Excerpted passage section start

Will the true story of Kensington Market ever come to light?

From the Canadian Jewish News, May 12, 1972

For some time now it has been open season for Toronto’s Spadina Avenue and its off-shoot the Kensington Market in the daily, weekly and periodical press. At one time when The Toronto Star and the late Telegram were both carrying TV and entertainment supplements, one could expect a contribution about every second or third week in either of these publications with the usual photographs of squawking ducks, a grizzly poultry shoichet with bloodied and feathered apron, and a montage of the Victory Burlesque, Shopsy’s and the high-rise garment lofts.

Because of the interest stimulated by all this writing bona-fide shoppers at Perlmutar’s bakery have to fight their way to the counter amidst the throng of curiosity seekers and “tourists.”

Magazine editors still haven’t tired of assigning this story. As recent as February of this year, Toronto Life carried a story by Cathy Wismer with the same goal as all the other articles, attributing a by now trite atmosphere of glamour, crime, double-dealing and conspiratorial intrigue to this out-sized artery that runs down Toronto’s sensitive spinal column a mile west of Yonge Street.

Miss Wismer’s article suffers from an overdose of the wide-eyed naivete that seeks colour and exotic thrill at every corner and in every shop window and which goes breathless contemplating the Human Comedy that passes from Old Knox College down to Clarence Square. The older denizen of Spadina who reads it might feel akin to the character in Moliere’s comedy who suddenly is told that all his life, unbeknownst to himself, he has been talking Prose!

Much is made in the familiar style of Ben Hecht and Mark Hellinger of the “pimp and the priest, artist and alcoholic” with suggestions juxtaposed of prostitution rings, razor slashings, street brawls and petty thefts.

Cornerstone of Spadina, according to the researches of Miss Widmer, is the Scott Mission, purveyor of food to the down-and-outers. Surprisingly, she fails to mention a cardinal point about its founder, the late Morris Zeidman — that this ordained Presbyterian clergyman, born in Czenstochow, was a meshumad — a converted Jew. (She does, however, manage to misspell his name consistently as Ziedman.) What is unintentionally amusing is how seriously and straight-faced she reports the glamour of the haberdasher who papers his walls with signed autographs of the “show-biz” greats.

Excerpted passage section end
Data records section start

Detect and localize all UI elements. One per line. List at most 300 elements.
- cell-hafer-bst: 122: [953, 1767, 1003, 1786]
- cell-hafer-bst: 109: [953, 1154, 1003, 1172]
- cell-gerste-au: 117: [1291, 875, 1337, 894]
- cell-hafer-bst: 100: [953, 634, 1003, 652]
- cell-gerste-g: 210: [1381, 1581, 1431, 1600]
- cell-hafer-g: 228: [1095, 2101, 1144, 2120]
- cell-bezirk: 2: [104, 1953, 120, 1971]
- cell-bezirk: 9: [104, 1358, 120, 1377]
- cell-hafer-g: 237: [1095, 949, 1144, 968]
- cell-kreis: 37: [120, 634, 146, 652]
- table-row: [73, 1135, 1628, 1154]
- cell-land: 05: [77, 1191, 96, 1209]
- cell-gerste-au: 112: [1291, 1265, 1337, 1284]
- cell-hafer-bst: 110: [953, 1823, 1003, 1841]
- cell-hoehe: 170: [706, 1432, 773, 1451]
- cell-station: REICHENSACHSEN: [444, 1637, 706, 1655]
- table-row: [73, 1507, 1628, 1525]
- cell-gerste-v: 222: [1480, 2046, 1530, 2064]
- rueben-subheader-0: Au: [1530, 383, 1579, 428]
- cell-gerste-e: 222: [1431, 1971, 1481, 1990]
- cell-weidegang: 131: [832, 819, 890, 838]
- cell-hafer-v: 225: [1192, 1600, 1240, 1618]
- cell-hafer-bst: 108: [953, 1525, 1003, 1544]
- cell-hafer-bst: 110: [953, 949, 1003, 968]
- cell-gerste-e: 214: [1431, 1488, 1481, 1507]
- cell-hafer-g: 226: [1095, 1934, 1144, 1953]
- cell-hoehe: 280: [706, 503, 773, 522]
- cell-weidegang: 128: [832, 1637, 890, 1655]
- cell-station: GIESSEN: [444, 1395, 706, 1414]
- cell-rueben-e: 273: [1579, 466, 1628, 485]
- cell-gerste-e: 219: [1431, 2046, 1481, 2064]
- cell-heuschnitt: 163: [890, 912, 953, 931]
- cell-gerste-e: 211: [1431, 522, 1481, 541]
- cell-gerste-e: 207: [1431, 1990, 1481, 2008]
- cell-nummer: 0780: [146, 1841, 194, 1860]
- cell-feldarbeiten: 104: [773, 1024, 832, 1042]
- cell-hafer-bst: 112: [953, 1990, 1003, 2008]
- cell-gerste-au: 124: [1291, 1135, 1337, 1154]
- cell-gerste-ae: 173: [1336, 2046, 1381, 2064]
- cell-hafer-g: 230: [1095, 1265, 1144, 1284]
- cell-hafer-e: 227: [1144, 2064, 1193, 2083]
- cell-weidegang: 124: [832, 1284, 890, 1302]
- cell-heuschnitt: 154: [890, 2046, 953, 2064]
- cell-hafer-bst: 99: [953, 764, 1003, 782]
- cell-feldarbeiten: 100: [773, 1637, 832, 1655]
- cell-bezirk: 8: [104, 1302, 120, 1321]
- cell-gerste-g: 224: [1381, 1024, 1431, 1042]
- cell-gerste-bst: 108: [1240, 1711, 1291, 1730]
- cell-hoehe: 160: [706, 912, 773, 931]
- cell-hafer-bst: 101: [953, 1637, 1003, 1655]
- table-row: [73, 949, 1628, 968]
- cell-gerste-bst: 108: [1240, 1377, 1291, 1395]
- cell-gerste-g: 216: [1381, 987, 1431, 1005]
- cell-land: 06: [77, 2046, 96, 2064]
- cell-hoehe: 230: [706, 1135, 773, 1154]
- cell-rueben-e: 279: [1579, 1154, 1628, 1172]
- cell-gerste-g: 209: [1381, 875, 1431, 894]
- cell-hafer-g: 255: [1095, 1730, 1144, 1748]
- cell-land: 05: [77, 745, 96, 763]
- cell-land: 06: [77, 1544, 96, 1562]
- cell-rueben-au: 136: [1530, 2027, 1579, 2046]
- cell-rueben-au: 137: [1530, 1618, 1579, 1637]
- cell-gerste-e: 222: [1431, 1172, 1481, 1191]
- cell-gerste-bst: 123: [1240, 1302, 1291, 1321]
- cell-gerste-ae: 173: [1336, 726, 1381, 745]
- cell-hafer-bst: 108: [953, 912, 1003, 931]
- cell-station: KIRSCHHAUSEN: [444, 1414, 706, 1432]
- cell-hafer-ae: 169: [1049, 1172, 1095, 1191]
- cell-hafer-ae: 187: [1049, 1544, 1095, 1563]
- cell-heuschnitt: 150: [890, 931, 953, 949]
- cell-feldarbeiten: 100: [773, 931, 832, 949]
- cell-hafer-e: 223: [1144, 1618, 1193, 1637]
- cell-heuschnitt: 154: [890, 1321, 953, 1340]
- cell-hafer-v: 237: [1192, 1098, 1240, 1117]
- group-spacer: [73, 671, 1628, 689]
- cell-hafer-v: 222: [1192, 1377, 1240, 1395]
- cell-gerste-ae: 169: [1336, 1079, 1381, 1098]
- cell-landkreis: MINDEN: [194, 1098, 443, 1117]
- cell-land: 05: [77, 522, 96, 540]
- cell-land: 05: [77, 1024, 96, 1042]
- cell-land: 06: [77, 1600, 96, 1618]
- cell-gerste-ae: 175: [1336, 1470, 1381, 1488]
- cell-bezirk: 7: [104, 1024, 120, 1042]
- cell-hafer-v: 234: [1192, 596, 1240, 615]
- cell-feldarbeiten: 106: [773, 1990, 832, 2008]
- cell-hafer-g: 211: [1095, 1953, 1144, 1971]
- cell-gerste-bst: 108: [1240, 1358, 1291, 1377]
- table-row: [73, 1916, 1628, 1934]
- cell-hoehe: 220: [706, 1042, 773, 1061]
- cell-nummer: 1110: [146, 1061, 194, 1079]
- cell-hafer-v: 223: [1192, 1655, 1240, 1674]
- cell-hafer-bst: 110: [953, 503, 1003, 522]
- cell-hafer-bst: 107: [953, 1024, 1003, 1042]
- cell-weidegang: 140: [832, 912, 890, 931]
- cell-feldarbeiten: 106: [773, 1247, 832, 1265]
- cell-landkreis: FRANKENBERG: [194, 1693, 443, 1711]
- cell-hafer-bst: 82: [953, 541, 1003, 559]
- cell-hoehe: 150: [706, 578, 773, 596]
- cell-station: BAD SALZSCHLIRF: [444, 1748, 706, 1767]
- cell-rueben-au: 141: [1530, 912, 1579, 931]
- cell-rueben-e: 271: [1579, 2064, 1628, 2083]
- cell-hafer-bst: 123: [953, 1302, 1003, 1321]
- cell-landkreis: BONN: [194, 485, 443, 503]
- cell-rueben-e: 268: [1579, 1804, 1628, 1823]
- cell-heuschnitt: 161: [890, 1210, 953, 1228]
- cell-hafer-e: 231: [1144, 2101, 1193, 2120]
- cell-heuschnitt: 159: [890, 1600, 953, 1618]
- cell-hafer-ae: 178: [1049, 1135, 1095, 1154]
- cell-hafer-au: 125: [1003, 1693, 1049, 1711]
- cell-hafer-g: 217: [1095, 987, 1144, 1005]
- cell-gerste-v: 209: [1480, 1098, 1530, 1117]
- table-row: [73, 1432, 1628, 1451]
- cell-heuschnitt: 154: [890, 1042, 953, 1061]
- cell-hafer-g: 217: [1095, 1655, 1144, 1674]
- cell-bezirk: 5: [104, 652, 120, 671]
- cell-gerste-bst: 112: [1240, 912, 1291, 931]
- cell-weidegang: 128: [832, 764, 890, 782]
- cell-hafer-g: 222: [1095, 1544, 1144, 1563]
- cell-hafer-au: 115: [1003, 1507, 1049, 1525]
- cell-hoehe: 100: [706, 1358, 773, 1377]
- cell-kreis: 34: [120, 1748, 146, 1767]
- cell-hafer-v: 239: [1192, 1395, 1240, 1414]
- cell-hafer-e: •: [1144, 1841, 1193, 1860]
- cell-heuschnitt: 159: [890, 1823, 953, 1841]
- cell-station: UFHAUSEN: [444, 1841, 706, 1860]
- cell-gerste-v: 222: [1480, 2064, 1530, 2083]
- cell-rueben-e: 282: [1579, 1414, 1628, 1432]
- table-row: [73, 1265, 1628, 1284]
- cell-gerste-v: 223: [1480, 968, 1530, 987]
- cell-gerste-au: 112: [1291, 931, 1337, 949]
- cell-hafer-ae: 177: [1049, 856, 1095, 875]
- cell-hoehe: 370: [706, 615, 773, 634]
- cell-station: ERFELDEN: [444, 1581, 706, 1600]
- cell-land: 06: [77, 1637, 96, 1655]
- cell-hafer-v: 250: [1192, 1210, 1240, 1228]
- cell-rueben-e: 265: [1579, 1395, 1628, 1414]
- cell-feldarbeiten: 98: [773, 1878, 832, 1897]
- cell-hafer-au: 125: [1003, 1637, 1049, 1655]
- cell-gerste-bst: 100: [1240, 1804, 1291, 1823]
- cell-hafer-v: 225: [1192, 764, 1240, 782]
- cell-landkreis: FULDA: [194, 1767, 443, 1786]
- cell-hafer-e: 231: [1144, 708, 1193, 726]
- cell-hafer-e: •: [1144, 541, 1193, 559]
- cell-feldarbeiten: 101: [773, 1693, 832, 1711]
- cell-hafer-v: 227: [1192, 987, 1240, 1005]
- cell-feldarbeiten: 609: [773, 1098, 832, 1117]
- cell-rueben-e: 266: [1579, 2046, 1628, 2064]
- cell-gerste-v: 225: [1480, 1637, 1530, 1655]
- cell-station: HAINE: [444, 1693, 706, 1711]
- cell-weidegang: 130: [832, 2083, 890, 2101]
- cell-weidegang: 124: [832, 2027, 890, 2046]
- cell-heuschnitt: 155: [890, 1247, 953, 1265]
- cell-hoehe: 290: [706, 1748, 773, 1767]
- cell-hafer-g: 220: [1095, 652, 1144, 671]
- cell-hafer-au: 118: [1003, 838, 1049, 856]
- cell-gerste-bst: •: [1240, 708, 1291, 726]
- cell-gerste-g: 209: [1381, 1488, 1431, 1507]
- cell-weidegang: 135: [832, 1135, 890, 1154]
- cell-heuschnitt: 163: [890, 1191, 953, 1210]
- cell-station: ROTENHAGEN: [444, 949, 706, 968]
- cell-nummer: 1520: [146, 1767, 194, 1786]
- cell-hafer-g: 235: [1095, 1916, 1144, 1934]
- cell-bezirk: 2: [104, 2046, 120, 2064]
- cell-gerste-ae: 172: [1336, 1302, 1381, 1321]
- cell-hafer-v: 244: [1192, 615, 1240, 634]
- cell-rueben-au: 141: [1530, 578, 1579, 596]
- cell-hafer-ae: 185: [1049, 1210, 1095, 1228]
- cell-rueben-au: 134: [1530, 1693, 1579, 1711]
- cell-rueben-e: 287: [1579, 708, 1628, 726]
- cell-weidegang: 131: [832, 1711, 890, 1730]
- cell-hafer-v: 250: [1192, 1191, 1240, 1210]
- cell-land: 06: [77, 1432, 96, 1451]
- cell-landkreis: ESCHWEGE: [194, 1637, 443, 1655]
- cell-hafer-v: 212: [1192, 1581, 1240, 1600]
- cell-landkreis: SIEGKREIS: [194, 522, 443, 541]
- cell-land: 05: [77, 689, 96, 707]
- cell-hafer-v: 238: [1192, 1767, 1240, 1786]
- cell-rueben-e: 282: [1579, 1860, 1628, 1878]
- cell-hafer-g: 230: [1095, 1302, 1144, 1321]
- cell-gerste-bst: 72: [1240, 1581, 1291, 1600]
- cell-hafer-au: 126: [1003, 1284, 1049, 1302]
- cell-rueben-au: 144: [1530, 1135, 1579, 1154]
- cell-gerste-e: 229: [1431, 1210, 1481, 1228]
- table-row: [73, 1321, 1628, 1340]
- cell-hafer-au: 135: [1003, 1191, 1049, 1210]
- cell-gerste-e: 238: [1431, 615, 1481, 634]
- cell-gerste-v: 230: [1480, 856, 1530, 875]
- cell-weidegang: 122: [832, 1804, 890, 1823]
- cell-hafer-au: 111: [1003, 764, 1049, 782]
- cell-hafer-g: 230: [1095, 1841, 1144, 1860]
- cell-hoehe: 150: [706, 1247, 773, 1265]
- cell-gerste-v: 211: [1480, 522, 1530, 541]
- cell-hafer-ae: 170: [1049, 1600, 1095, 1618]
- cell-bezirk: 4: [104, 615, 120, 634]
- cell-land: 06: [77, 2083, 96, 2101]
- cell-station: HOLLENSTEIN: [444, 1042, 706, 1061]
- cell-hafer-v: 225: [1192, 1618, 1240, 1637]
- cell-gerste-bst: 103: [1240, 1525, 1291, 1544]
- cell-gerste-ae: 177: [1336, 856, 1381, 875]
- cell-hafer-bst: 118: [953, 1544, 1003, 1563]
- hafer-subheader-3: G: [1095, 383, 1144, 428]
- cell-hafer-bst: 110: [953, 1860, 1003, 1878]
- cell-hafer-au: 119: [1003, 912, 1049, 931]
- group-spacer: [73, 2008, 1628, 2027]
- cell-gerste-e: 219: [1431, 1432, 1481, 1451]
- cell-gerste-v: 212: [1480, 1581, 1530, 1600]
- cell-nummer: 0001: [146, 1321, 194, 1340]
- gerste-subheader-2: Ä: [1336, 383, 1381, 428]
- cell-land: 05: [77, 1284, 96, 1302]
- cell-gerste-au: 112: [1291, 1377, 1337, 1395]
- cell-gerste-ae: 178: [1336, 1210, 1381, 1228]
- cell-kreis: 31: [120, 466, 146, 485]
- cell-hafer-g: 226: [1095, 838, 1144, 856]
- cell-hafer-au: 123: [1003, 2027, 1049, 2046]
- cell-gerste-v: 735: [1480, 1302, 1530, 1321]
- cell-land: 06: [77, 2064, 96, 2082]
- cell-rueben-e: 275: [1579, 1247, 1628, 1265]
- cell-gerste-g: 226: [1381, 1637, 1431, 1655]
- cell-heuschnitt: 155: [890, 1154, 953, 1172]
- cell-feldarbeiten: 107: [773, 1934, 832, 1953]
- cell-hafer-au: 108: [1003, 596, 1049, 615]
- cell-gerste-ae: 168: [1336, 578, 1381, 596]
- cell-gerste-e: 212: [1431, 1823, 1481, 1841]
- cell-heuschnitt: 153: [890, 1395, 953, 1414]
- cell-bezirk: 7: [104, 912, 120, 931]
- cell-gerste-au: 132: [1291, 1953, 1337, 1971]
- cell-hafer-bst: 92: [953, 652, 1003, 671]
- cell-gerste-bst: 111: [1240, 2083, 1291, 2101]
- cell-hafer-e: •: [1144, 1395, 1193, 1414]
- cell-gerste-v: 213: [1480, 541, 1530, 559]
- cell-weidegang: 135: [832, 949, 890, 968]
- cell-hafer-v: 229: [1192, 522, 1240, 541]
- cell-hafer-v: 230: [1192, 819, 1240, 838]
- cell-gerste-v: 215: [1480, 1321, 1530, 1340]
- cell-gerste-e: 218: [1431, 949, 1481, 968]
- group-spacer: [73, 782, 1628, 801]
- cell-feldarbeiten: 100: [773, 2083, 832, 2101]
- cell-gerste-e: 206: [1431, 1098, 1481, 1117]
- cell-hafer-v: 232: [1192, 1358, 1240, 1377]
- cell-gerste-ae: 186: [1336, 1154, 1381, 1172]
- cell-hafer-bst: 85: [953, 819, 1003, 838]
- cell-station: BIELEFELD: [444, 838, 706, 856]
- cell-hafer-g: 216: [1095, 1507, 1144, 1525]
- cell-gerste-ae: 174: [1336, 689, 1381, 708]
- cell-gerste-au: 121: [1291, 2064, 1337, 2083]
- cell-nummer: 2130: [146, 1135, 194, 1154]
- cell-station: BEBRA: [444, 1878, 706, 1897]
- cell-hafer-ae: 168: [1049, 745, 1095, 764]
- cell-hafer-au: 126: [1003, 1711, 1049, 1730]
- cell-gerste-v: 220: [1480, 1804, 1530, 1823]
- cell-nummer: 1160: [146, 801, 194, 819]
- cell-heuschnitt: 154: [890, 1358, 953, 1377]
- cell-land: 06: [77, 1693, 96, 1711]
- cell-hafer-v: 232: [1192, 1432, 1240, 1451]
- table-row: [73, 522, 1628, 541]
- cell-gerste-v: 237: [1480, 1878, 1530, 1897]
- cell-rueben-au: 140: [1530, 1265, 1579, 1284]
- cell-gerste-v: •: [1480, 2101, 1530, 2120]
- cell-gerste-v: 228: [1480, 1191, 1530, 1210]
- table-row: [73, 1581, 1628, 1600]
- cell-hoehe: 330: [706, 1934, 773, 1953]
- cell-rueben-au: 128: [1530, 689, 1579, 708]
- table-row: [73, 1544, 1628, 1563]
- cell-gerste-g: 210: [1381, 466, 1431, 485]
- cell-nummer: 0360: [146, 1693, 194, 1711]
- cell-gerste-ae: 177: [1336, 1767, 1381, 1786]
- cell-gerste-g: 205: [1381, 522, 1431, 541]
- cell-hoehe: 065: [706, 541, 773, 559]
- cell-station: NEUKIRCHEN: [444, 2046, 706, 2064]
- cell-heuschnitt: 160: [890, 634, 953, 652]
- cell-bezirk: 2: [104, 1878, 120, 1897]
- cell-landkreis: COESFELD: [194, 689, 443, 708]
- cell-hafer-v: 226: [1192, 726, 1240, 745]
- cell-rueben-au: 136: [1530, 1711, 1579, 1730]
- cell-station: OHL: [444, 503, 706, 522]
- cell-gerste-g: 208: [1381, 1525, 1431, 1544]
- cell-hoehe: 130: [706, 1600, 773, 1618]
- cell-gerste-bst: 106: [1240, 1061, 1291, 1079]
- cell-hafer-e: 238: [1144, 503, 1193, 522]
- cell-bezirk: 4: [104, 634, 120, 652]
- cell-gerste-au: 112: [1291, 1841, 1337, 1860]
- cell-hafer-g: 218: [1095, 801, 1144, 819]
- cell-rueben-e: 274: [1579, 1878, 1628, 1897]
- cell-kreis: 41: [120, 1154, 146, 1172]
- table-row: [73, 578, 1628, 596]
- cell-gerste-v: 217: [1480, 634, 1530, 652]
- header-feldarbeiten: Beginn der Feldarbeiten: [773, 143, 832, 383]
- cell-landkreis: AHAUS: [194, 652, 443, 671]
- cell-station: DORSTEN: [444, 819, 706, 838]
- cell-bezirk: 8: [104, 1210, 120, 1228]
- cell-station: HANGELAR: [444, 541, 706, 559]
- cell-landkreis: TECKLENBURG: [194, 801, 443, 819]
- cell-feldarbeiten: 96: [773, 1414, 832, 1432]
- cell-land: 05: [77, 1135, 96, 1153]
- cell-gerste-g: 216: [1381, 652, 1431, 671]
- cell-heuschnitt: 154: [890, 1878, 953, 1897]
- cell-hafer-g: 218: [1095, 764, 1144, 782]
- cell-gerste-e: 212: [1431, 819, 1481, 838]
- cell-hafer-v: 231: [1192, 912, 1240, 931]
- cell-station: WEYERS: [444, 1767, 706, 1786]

Data records section end

- **Exercise A**
Can you reproduce the Kensington Market article verbatim, everything from "Miss Wismer’s article" down to "and petty thefts."?
- **Exercise B**
In one to three sentences, why does the Kensington Market article say that bona-fide shoppers at Perlmutar's bakery have to fight their way to the counter?

- **Exercise answer A**
Miss Wismer’s article suffers from an overdose of the wide-eyed naivete that seeks colour and exotic thrill at every corner and in every shop window and which goes breathless contemplating the Human Comedy that passes from Old Knox College down to Clarence Square. The older denizen of Spadina who reads it might feel akin to the character in Moliere’s comedy who suddenly is told that all his life, unbeknownst to himself, he has been talking Prose!

Much is made in the familiar style of Ben Hecht and Mark Hellinger of the “pimp and the priest, artist and alcoholic” with suggestions juxtaposed of prostitution rings, razor slashings, street brawls and petty thefts.

- **Exercise answer B**
The press kept writing about Spadina Avenue and Kensington Market, and that stirred up interest. As a result, real shoppers at Perlmutar's bakery have to push through a throng of curiosity seekers and "tourists" to reach the counter.